Figure collection entries
● ● ●

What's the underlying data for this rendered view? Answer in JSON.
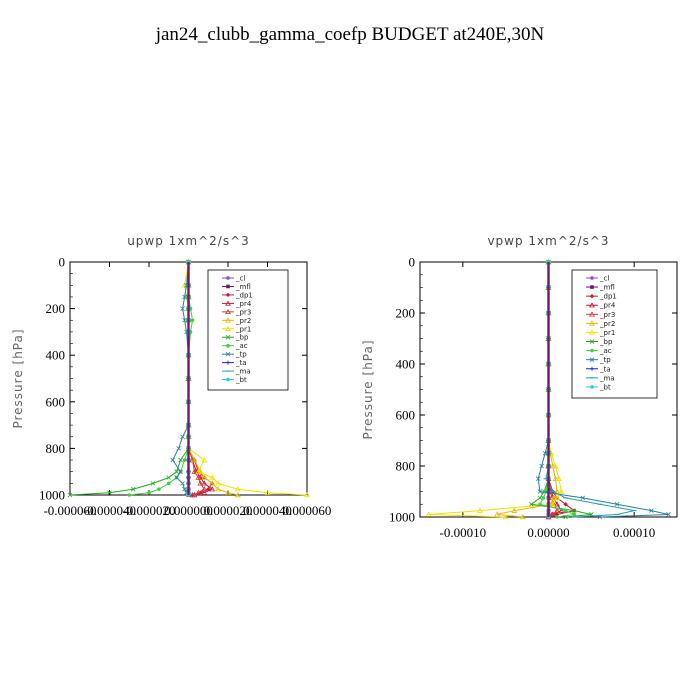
{
  "figure": {
    "title": "jan24_clubb_gamma_coefp  BUDGET at240E,30N"
  },
  "legend_entries": [
    "_cl",
    "_mfl",
    "_dp1",
    "_pr4",
    "_pr3",
    "_pr2",
    "_pr1",
    "_bp",
    "_ac",
    "_tp",
    "_ta",
    "_ma",
    "_bt"
  ],
  "colors": {
    "_cl": "#8a4fc4",
    "_mfl": "#6a1a6a",
    "_dp1": "#c41a3a",
    "_pr4": "#c41a3a",
    "_pr3": "#d43a3a",
    "_pr2": "#e6b800",
    "_pr1": "#f0e000",
    "_bp": "#22aa22",
    "_ac": "#44cc44",
    "_tp": "#2a7fa0",
    "_ta": "#1a1ad0",
    "_ma": "#2a9fb0",
    "_bt": "#22d0e0"
  },
  "chart_data": [
    {
      "type": "line",
      "title": "upwp   1xm^2/s^3",
      "ylabel": "Pressure [hPa]",
      "xlabel": "",
      "xlim": [
        -6e-05,
        6e-05
      ],
      "ylim": [
        1000,
        0
      ],
      "x_tick_labels": [
        "-0.000060",
        "-0.000040",
        "-0.000020",
        "0.000000",
        "0.000020",
        "0.000040",
        "0.000060"
      ],
      "x_ticks": [
        -6e-05,
        -4e-05,
        -2e-05,
        0,
        2e-05,
        4e-05,
        6e-05
      ],
      "y_ticks": [
        0,
        200,
        400,
        600,
        800,
        1000
      ],
      "y_tick_labels": [
        "0",
        "200",
        "400",
        "600",
        "800",
        "1000"
      ],
      "legend": "top-right",
      "y": [
        0,
        100,
        150,
        200,
        250,
        300,
        400,
        500,
        600,
        700,
        750,
        800,
        850,
        900,
        925,
        950,
        975,
        990,
        1000
      ],
      "series": [
        {
          "name": "_cl",
          "x": [
            0,
            0,
            0,
            0,
            0,
            0,
            0,
            0,
            0,
            0,
            0,
            0,
            0,
            0,
            0,
            0,
            0,
            0,
            0
          ]
        },
        {
          "name": "_mfl",
          "x": [
            0,
            0,
            0,
            0,
            0,
            0,
            0,
            0,
            0,
            0,
            0,
            0,
            0,
            0,
            0,
            0,
            0,
            0,
            0
          ]
        },
        {
          "name": "_dp1",
          "x": [
            0,
            0,
            0,
            0,
            0,
            0,
            0,
            0,
            0,
            0,
            0,
            0,
            3e-06,
            5e-06,
            8e-06,
            1.2e-05,
            1e-05,
            6e-06,
            2e-06
          ]
        },
        {
          "name": "_pr4",
          "x": [
            0,
            0,
            0,
            0,
            0,
            0,
            0,
            0,
            0,
            0,
            0,
            0,
            2e-06,
            4e-06,
            6e-06,
            8e-06,
            1.2e-05,
            8e-06,
            3e-06
          ]
        },
        {
          "name": "_pr3",
          "x": [
            0,
            0,
            0,
            0,
            0,
            0,
            0,
            0,
            0,
            0,
            0,
            0,
            2e-06,
            3e-06,
            5e-06,
            6e-06,
            8e-06,
            5e-06,
            2e-06
          ]
        },
        {
          "name": "_pr2",
          "x": [
            0,
            0,
            0,
            0,
            0,
            0,
            0,
            0,
            0,
            0,
            0,
            0,
            3e-06,
            6e-06,
            8e-06,
            1.2e-05,
            1.5e-05,
            2e-05,
            2.5e-05
          ]
        },
        {
          "name": "_pr1",
          "x": [
            0,
            -2e-06,
            -1e-06,
            0,
            0,
            0,
            0,
            0,
            0,
            0,
            0,
            0,
            8e-06,
            5e-06,
            1.2e-05,
            1.5e-05,
            2.5e-05,
            4e-05,
            6e-05
          ]
        },
        {
          "name": "_bp",
          "x": [
            0,
            0,
            0,
            0,
            0,
            0,
            0,
            0,
            0,
            0,
            0,
            0,
            -4e-06,
            -6e-06,
            -1e-05,
            -1.8e-05,
            -2.8e-05,
            -4e-05,
            -6e-05
          ]
        },
        {
          "name": "_ac",
          "x": [
            0,
            0,
            0,
            1e-06,
            2e-06,
            1e-06,
            0,
            0,
            0,
            0,
            0,
            0,
            -2e-06,
            -4e-06,
            -6e-06,
            -1e-05,
            -1.5e-05,
            -2e-05,
            -3e-05
          ]
        },
        {
          "name": "_tp",
          "x": [
            0,
            -1e-06,
            -2e-06,
            -3e-06,
            -2e-06,
            -1e-06,
            0,
            0,
            0,
            0,
            -3e-06,
            -5e-06,
            -8e-06,
            -4e-06,
            -6e-06,
            -3e-06,
            -2e-06,
            -1e-06,
            0
          ]
        },
        {
          "name": "_ta",
          "x": [
            0,
            0,
            0,
            0,
            0,
            0,
            0,
            0,
            0,
            0,
            0,
            0,
            0,
            0,
            0,
            0,
            0,
            0,
            0
          ]
        },
        {
          "name": "_ma",
          "x": [
            0,
            0,
            0,
            0,
            0,
            0,
            0,
            0,
            0,
            0,
            0,
            0,
            0,
            0,
            0,
            0,
            0,
            0,
            0
          ]
        },
        {
          "name": "_bt",
          "x": [
            0,
            0,
            0,
            0,
            0,
            0,
            0,
            0,
            0,
            0,
            0,
            0,
            0,
            0,
            0,
            0,
            0,
            0,
            0
          ]
        }
      ]
    },
    {
      "type": "line",
      "title": "vpwp   1xm^2/s^3",
      "ylabel": "Pressure [hPa]",
      "xlabel": "",
      "xlim": [
        -0.00015,
        0.00015
      ],
      "ylim": [
        1000,
        0
      ],
      "x_tick_labels": [
        "-0.00010",
        "0.00000",
        "0.00010"
      ],
      "x_ticks": [
        -0.0001,
        0,
        0.0001
      ],
      "y_ticks": [
        0,
        200,
        400,
        600,
        800,
        1000
      ],
      "y_tick_labels": [
        "0",
        "200",
        "400",
        "600",
        "800",
        "1000"
      ],
      "legend": "top-right",
      "y": [
        0,
        100,
        200,
        300,
        400,
        500,
        600,
        700,
        750,
        800,
        850,
        900,
        925,
        950,
        975,
        990,
        1000
      ],
      "series": [
        {
          "name": "_cl",
          "x": [
            0,
            0,
            0,
            0,
            0,
            0,
            0,
            0,
            0,
            0,
            0,
            0,
            0,
            0,
            0,
            0,
            0
          ]
        },
        {
          "name": "_mfl",
          "x": [
            0,
            0,
            0,
            0,
            0,
            0,
            0,
            0,
            0,
            0,
            0,
            0,
            0,
            0,
            0,
            0,
            0
          ]
        },
        {
          "name": "_dp1",
          "x": [
            0,
            0,
            0,
            0,
            0,
            0,
            0,
            0,
            0,
            0,
            0,
            5e-06,
            1e-05,
            2e-05,
            3e-05,
            1e-05,
            0
          ]
        },
        {
          "name": "_pr4",
          "x": [
            0,
            0,
            0,
            0,
            0,
            0,
            0,
            0,
            0,
            0,
            0,
            3e-06,
            6e-06,
            1e-05,
            1.5e-05,
            5e-06,
            0
          ]
        },
        {
          "name": "_pr3",
          "x": [
            0,
            0,
            0,
            0,
            0,
            0,
            0,
            0,
            0,
            0,
            0,
            2e-06,
            4e-06,
            6e-06,
            1e-05,
            4e-06,
            0
          ]
        },
        {
          "name": "_pr2",
          "x": [
            0,
            0,
            0,
            0,
            0,
            0,
            0,
            0,
            2e-06,
            5e-06,
            8e-06,
            1e-05,
            6e-06,
            3e-06,
            -4e-05,
            -6e-05,
            -3e-05
          ]
        },
        {
          "name": "_pr1",
          "x": [
            0,
            0,
            0,
            0,
            0,
            0,
            0,
            0,
            3e-06,
            8e-06,
            1.2e-05,
            1.5e-05,
            1e-05,
            5e-06,
            -8e-05,
            -0.00014,
            -5e-05
          ]
        },
        {
          "name": "_bp",
          "x": [
            0,
            0,
            0,
            0,
            0,
            0,
            0,
            0,
            0,
            0,
            0,
            -5e-06,
            -1e-05,
            -2e-05,
            3e-05,
            5e-05,
            2e-05
          ]
        },
        {
          "name": "_ac",
          "x": [
            0,
            0,
            0,
            0,
            0,
            0,
            0,
            0,
            0,
            0,
            0,
            -3e-06,
            -6e-06,
            -1e-05,
            2e-05,
            3e-05,
            1e-05
          ]
        },
        {
          "name": "_tp",
          "x": [
            0,
            0,
            0,
            0,
            0,
            0,
            0,
            0,
            -4e-06,
            -8e-06,
            -1.2e-05,
            -1e-05,
            4e-05,
            8e-05,
            0.00012,
            0.00014,
            6e-05
          ]
        },
        {
          "name": "_ta",
          "x": [
            0,
            0,
            0,
            0,
            0,
            0,
            0,
            0,
            0,
            0,
            0,
            0,
            0,
            0,
            0,
            0,
            0
          ]
        },
        {
          "name": "_ma",
          "x": [
            0,
            0,
            0,
            0,
            0,
            0,
            0,
            0,
            0,
            0,
            -3e-06,
            5e-06,
            2e-05,
            6e-05,
            0.0001,
            8e-05,
            3e-05
          ]
        },
        {
          "name": "_bt",
          "x": [
            0,
            0,
            0,
            0,
            0,
            0,
            0,
            0,
            0,
            0,
            0,
            0,
            0,
            0,
            0,
            0,
            0
          ]
        }
      ]
    }
  ]
}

● ● ●

Work instructions: Find the string "title" in the records, then copy each line where it occurs.

Solved problem:
    "title": "jan24_clubb_gamma_coefp  BUDGET at240E,30N"
      "title": "upwp   1xm^2/s^3",
      "title": "vpwp   1xm^2/s^3",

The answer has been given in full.